(ENTRIES SUPPLIED)

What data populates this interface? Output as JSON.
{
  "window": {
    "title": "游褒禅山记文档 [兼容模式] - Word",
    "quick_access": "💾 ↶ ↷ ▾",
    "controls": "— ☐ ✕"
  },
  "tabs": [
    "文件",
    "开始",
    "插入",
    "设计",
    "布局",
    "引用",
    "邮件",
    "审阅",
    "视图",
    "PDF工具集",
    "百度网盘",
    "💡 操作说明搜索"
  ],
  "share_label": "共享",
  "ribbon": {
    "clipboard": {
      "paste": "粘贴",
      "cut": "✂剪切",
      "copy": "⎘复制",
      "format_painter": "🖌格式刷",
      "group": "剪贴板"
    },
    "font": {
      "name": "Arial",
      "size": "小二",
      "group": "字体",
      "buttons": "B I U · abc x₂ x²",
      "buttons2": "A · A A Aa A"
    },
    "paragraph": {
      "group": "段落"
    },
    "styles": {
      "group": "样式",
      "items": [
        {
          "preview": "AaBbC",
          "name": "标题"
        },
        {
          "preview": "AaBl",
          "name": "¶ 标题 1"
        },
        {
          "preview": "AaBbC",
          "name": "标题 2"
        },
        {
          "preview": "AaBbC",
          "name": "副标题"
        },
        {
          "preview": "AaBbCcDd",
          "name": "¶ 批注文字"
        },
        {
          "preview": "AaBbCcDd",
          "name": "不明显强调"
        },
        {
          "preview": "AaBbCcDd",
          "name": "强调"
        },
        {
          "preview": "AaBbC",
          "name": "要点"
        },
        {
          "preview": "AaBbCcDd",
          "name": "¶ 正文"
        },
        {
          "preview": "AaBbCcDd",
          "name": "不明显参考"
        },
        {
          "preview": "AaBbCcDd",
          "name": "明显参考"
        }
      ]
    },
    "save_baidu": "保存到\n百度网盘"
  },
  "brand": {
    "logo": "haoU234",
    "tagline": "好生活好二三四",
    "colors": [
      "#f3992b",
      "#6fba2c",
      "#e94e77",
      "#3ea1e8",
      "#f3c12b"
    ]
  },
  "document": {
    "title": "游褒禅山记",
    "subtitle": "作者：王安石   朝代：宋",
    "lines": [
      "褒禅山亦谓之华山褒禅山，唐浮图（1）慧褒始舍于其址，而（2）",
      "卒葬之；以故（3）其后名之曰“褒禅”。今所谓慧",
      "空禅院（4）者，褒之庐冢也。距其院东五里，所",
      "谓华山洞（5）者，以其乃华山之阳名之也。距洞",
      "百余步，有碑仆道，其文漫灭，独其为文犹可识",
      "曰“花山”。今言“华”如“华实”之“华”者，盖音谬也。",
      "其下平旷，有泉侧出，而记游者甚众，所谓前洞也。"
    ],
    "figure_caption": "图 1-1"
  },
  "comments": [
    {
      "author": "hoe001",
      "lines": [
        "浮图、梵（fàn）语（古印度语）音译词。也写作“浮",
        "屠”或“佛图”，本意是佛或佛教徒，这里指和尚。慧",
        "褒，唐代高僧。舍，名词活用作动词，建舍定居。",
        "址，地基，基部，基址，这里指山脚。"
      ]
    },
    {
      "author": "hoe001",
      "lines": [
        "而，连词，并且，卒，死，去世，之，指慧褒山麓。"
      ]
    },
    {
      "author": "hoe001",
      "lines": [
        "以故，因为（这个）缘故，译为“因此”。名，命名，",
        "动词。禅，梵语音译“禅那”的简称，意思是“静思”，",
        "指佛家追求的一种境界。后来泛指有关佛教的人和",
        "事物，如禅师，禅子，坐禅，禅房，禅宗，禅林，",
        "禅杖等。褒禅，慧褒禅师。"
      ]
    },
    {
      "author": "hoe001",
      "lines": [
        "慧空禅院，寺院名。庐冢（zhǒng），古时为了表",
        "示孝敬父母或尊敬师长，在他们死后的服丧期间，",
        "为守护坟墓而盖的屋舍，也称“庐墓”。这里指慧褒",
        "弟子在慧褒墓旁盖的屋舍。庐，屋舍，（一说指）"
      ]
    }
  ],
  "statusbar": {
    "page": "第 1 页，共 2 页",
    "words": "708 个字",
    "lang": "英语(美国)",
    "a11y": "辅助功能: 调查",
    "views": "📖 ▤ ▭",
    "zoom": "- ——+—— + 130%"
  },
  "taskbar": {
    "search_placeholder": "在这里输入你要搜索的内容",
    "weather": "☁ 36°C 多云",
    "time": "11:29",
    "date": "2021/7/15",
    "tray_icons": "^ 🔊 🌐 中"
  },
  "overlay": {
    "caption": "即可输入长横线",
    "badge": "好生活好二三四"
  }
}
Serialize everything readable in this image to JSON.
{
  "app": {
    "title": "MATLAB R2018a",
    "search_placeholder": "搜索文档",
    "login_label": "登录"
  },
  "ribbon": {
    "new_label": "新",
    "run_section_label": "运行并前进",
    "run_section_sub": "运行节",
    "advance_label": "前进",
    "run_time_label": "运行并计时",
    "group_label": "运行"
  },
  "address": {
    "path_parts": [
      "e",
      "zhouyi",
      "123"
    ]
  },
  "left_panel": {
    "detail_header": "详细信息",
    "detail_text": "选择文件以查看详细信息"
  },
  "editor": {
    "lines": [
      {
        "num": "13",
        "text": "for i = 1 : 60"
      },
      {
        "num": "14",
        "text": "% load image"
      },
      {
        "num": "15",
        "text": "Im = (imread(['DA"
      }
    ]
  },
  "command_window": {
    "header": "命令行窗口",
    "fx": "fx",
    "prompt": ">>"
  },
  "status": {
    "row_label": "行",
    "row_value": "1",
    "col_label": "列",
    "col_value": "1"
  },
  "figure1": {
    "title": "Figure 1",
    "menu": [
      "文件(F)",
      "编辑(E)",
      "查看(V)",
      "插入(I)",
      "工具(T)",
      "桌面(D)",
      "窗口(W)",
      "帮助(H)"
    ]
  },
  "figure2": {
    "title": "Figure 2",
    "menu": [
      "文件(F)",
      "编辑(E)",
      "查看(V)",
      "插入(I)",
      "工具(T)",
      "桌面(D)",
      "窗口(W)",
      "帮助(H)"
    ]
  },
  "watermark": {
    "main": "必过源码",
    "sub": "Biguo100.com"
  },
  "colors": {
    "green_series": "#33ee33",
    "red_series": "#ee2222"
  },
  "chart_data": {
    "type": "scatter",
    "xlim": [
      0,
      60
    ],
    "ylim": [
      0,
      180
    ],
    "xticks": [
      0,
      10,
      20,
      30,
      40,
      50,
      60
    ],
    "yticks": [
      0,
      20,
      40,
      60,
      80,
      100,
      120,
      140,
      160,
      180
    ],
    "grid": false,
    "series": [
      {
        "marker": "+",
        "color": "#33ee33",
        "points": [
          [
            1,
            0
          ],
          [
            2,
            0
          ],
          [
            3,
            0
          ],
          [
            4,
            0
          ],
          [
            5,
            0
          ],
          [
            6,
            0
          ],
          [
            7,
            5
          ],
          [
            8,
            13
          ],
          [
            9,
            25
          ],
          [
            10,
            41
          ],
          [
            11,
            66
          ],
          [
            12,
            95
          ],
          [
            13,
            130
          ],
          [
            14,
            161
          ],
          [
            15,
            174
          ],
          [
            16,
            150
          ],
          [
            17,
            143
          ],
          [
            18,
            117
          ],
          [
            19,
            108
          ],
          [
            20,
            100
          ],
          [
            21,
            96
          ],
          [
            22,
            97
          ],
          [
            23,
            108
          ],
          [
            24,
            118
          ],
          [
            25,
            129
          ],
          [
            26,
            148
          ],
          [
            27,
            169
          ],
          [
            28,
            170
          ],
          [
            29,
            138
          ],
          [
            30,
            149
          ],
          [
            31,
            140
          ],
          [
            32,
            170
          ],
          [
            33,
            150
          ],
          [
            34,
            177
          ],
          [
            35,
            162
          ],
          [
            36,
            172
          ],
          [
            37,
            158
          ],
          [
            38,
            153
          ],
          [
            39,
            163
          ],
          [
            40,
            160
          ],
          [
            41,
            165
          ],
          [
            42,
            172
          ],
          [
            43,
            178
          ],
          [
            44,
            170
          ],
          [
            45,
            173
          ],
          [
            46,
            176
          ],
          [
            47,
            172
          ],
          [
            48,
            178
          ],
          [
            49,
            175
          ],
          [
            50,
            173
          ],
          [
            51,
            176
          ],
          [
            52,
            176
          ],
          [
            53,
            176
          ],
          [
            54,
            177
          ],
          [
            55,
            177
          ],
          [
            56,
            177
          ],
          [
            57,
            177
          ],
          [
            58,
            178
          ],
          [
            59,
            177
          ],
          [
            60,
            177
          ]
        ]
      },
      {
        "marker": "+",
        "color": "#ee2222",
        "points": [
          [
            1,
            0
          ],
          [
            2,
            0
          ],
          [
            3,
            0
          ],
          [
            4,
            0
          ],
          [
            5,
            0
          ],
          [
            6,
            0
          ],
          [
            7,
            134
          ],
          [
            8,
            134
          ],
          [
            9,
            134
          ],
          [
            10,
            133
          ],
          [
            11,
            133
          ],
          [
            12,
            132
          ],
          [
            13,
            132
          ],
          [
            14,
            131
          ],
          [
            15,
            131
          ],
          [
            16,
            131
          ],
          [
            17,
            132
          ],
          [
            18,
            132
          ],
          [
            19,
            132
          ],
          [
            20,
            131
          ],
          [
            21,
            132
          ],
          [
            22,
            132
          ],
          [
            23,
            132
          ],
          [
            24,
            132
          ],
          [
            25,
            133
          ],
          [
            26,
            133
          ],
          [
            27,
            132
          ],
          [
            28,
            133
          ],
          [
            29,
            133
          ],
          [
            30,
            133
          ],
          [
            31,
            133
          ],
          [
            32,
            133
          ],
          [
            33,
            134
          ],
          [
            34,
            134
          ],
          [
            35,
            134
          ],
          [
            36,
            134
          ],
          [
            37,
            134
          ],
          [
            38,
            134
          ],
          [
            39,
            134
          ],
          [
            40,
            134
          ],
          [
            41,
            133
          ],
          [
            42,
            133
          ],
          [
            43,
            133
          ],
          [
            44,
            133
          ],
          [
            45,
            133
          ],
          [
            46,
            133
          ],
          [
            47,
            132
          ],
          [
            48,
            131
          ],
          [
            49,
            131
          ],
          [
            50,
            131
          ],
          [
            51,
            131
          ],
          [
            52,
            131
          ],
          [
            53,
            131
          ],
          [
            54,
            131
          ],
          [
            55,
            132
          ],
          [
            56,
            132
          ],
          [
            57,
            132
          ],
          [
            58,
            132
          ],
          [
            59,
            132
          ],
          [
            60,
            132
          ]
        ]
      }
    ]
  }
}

(WHAT IS EXPECTED)
Look through the entries above; copy each line where the string "image" appears.

(REPLY)
Serialize everything readable in this image to JSON.
        "text": "% load image"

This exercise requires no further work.